## [YOUR GOAL]
Pictures don't belong in the copy; print all the records exactly.

(Stored records)
-=-=-
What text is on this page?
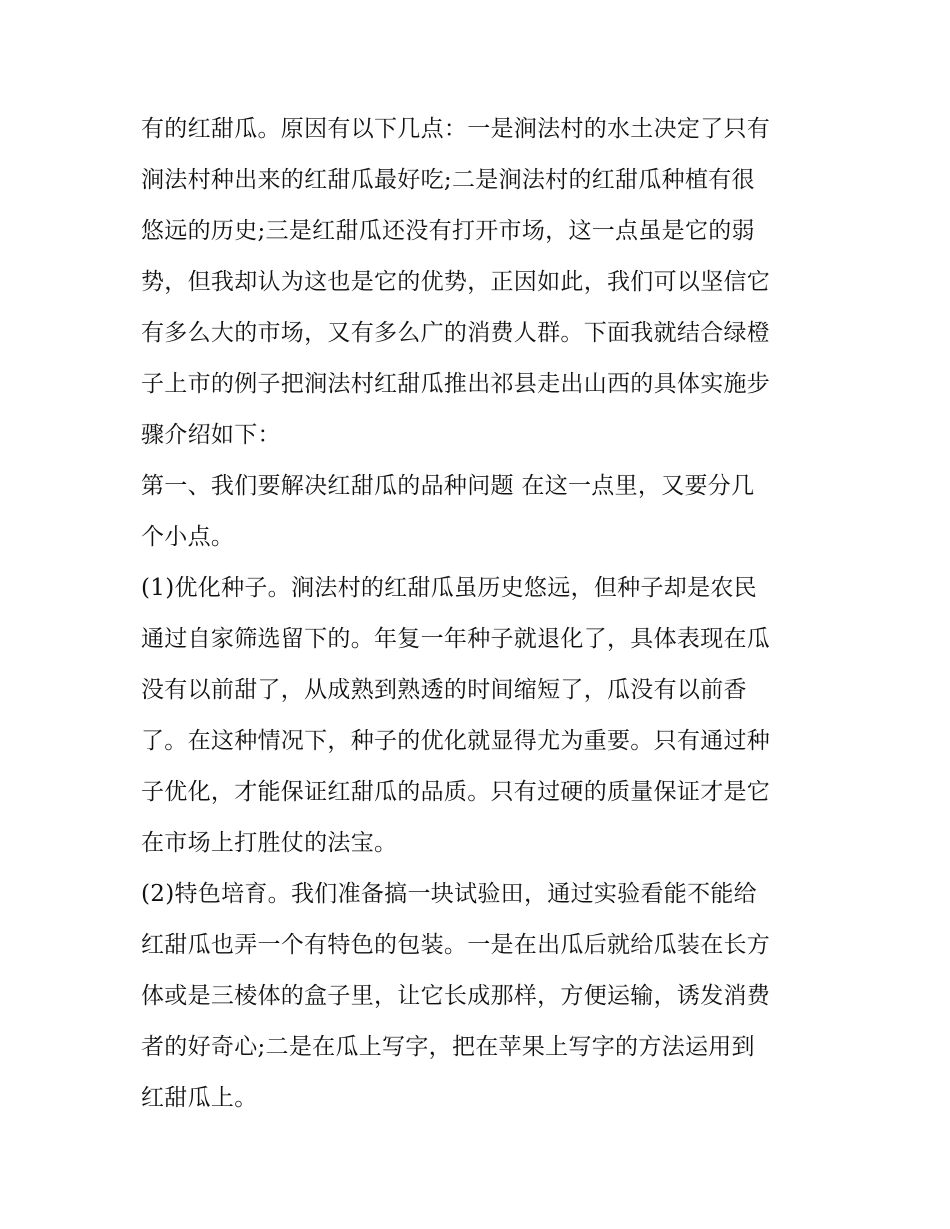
有的红甜瓜。原因有以下几点：一是涧法村的水土决定了只有
涧法村种出来的红甜瓜最好吃;二是涧法村的红甜瓜种植有很
悠远的历史;三是红甜瓜还没有打开市场，这一点虽是它的弱
势，但我却认为这也是它的优势，正因如此，我们可以坚信它
有多么大的市场，又有多么广的消费人群。下面我就结合绿橙
子上市的例子把涧法村红甜瓜推出祁县走出山西的具体实施步
骤介绍如下：
第一、我们要解决红甜瓜的品种问题 在这一点里，又要分几
个小点。
(1)优化种子。涧法村的红甜瓜虽历史悠远，但种子却是农民
通过自家筛选留下的。年复一年种子就退化了，具体表现在瓜
没有以前甜了，从成熟到熟透的时间缩短了，瓜没有以前香
了。在这种情况下，种子的优化就显得尤为重要。只有通过种
子优化，才能保证红甜瓜的品质。只有过硬的质量保证才是它
在市场上打胜仗的法宝。
(2)特色培育。我们准备搞一块试验田，通过实验看能不能给
红甜瓜也弄一个有特色的包装。一是在出瓜后就给瓜装在长方
体或是三棱体的盒子里，让它长成那样，方便运输，诱发消费
者的好奇心;二是在瓜上写字，把在苹果上写字的方法运用到
红甜瓜上。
-=-=-
## [WRITTEN REPLY]
What text is on this page?
有的红甜瓜。原因有以下几点：一是涧法村的水土决定了只有
涧法村种出来的红甜瓜最好吃;二是涧法村的红甜瓜种植有很
悠远的历史;三是红甜瓜还没有打开市场，这一点虽是它的弱
势，但我却认为这也是它的优势，正因如此，我们可以坚信它
有多么大的市场，又有多么广的消费人群。下面我就结合绿橙
子上市的例子把涧法村红甜瓜推出祁县走出山西的具体实施步
骤介绍如下：
第一、我们要解决红甜瓜的品种问题 在这一点里，又要分几
个小点。
(1)优化种子。涧法村的红甜瓜虽历史悠远，但种子却是农民
通过自家筛选留下的。年复一年种子就退化了，具体表现在瓜
没有以前甜了，从成熟到熟透的时间缩短了，瓜没有以前香
了。在这种情况下，种子的优化就显得尤为重要。只有通过种
子优化，才能保证红甜瓜的品质。只有过硬的质量保证才是它
在市场上打胜仗的法宝。
(2)特色培育。我们准备搞一块试验田，通过实验看能不能给
红甜瓜也弄一个有特色的包装。一是在出瓜后就给瓜装在长方
体或是三棱体的盒子里，让它长成那样，方便运输，诱发消费
者的好奇心;二是在瓜上写字，把在苹果上写字的方法运用到
红甜瓜上。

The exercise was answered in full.